┌──
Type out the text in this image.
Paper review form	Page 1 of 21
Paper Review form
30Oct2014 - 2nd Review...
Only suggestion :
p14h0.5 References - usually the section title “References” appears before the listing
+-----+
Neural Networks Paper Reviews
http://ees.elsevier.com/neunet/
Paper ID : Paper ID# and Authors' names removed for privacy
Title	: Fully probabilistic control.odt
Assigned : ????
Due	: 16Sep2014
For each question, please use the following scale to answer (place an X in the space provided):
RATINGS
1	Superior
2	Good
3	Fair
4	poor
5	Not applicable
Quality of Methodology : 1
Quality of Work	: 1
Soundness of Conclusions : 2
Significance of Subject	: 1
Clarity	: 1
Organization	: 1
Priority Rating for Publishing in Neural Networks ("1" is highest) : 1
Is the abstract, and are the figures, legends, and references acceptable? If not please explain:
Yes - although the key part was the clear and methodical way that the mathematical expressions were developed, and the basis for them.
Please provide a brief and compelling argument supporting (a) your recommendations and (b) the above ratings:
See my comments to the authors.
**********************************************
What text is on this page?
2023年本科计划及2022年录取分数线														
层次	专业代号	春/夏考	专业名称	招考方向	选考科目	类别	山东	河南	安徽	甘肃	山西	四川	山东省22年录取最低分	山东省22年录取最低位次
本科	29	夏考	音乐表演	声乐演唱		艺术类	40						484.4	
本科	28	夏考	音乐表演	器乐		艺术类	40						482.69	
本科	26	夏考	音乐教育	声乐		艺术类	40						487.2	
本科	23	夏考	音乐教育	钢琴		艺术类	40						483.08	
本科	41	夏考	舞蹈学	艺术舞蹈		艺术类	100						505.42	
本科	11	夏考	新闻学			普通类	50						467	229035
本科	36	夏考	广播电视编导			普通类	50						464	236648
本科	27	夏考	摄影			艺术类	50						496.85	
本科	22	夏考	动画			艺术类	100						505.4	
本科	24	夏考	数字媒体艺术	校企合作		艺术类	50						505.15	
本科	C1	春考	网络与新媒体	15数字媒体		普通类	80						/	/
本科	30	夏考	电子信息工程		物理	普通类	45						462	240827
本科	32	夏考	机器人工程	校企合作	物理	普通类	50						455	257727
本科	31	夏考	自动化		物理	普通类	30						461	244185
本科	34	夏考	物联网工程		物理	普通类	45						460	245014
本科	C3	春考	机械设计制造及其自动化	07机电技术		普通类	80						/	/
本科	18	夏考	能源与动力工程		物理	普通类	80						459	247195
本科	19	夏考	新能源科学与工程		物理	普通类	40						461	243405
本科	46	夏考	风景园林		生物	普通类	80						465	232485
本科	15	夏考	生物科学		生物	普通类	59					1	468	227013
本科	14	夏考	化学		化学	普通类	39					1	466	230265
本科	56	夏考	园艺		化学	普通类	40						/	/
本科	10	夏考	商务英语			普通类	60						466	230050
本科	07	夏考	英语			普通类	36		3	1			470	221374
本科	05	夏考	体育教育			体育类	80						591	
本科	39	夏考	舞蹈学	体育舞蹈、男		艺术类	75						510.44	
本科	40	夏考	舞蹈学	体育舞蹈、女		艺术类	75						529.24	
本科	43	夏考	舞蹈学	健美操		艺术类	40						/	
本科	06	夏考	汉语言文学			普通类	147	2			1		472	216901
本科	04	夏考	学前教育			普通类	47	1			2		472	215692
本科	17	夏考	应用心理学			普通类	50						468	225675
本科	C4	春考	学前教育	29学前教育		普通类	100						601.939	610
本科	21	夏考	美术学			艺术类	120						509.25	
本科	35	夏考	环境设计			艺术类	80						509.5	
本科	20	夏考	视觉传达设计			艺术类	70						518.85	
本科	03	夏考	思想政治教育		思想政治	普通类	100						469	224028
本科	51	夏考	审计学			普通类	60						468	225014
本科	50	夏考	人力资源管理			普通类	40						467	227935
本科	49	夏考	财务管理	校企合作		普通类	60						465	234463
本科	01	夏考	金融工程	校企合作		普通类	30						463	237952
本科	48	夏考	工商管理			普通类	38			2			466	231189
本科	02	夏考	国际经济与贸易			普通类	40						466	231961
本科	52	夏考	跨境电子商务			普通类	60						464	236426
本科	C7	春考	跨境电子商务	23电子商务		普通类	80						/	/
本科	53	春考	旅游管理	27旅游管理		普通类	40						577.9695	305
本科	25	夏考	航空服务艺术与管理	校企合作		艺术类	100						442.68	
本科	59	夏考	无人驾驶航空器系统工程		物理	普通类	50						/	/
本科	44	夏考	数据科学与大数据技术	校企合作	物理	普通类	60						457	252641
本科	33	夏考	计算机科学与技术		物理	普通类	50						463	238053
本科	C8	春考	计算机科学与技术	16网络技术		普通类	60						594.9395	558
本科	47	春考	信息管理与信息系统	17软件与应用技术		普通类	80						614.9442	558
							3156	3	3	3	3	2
└──
» **TASK TO COMPLETE**:
Set down every line of the listing above again, exactly as given.

» **FINAL ANSWER**:
Type out the text in this image.
Paper review form	Page 1 of 21
Paper Review form
30Oct2014 - 2nd Review...
Only suggestion :
p14h0.5 References - usually the section title “References” appears before the listing
+-----+
Neural Networks Paper Reviews
http://ees.elsevier.com/neunet/
Paper ID : Paper ID# and Authors' names removed for privacy
Title	: Fully probabilistic control.odt
Assigned : ????
Due	: 16Sep2014
For each question, please use the following scale to answer (place an X in the space provided):
RATINGS
1	Superior
2	Good
3	Fair
4	poor
5	Not applicable
Quality of Methodology : 1
Quality of Work	: 1
Soundness of Conclusions : 2
Significance of Subject	: 1
Clarity	: 1
Organization	: 1
Priority Rating for Publishing in Neural Networks ("1" is highest) : 1
Is the abstract, and are the figures, legends, and references acceptable? If not please explain:
Yes - although the key part was the clear and methodical way that the mathematical expressions were developed, and the basis for them.
Please provide a brief and compelling argument supporting (a) your recommendations and (b) the above ratings:
See my comments to the authors.
**********************************************
What text is on this page?
2023年本科计划及2022年录取分数线														
层次	专业代号	春/夏考	专业名称	招考方向	选考科目	类别	山东	河南	安徽	甘肃	山西	四川	山东省22年录取最低分	山东省22年录取最低位次
本科	29	夏考	音乐表演	声乐演唱		艺术类	40						484.4	
本科	28	夏考	音乐表演	器乐		艺术类	40						482.69	
本科	26	夏考	音乐教育	声乐		艺术类	40						487.2	
本科	23	夏考	音乐教育	钢琴		艺术类	40						483.08	
本科	41	夏考	舞蹈学	艺术舞蹈		艺术类	100						505.42	
本科	11	夏考	新闻学			普通类	50						467	229035
本科	36	夏考	广播电视编导			普通类	50						464	236648
本科	27	夏考	摄影			艺术类	50						496.85	
本科	22	夏考	动画			艺术类	100						505.4	
本科	24	夏考	数字媒体艺术	校企合作		艺术类	50						505.15	
本科	C1	春考	网络与新媒体	15数字媒体		普通类	80						/	/
本科	30	夏考	电子信息工程		物理	普通类	45						462	240827
本科	32	夏考	机器人工程	校企合作	物理	普通类	50						455	257727
本科	31	夏考	自动化		物理	普通类	30						461	244185
本科	34	夏考	物联网工程		物理	普通类	45						460	245014
本科	C3	春考	机械设计制造及其自动化	07机电技术		普通类	80						/	/
本科	18	夏考	能源与动力工程		物理	普通类	80						459	247195
本科	19	夏考	新能源科学与工程		物理	普通类	40						461	243405
本科	46	夏考	风景园林		生物	普通类	80						465	232485
本科	15	夏考	生物科学		生物	普通类	59					1	468	227013
本科	14	夏考	化学		化学	普通类	39					1	466	230265
本科	56	夏考	园艺		化学	普通类	40						/	/
本科	10	夏考	商务英语			普通类	60						466	230050
本科	07	夏考	英语			普通类	36		3	1			470	221374
本科	05	夏考	体育教育			体育类	80						591	
本科	39	夏考	舞蹈学	体育舞蹈、男		艺术类	75						510.44	
本科	40	夏考	舞蹈学	体育舞蹈、女		艺术类	75						529.24	
本科	43	夏考	舞蹈学	健美操		艺术类	40						/	
本科	06	夏考	汉语言文学			普通类	147	2			1		472	216901
本科	04	夏考	学前教育			普通类	47	1			2		472	215692
本科	17	夏考	应用心理学			普通类	50						468	225675
本科	C4	春考	学前教育	29学前教育		普通类	100						601.939	610
本科	21	夏考	美术学			艺术类	120						509.25	
本科	35	夏考	环境设计			艺术类	80						509.5	
本科	20	夏考	视觉传达设计			艺术类	70						518.85	
本科	03	夏考	思想政治教育		思想政治	普通类	100						469	224028
本科	51	夏考	审计学			普通类	60						468	225014
本科	50	夏考	人力资源管理			普通类	40						467	227935
本科	49	夏考	财务管理	校企合作		普通类	60						465	234463
本科	01	夏考	金融工程	校企合作		普通类	30						463	237952
本科	48	夏考	工商管理			普通类	38			2			466	231189
本科	02	夏考	国际经济与贸易			普通类	40						466	231961
本科	52	夏考	跨境电子商务			普通类	60						464	236426
本科	C7	春考	跨境电子商务	23电子商务		普通类	80						/	/
本科	53	春考	旅游管理	27旅游管理		普通类	40						577.9695	305
本科	25	夏考	航空服务艺术与管理	校企合作		艺术类	100						442.68	
本科	59	夏考	无人驾驶航空器系统工程		物理	普通类	50						/	/
本科	44	夏考	数据科学与大数据技术	校企合作	物理	普通类	60						457	252641
本科	33	夏考	计算机科学与技术		物理	普通类	50						463	238053
本科	C8	春考	计算机科学与技术	16网络技术		普通类	60						594.9395	558
本科	47	春考	信息管理与信息系统	17软件与应用技术		普通类	80						614.9442	558
							3156	3	3	3	3	2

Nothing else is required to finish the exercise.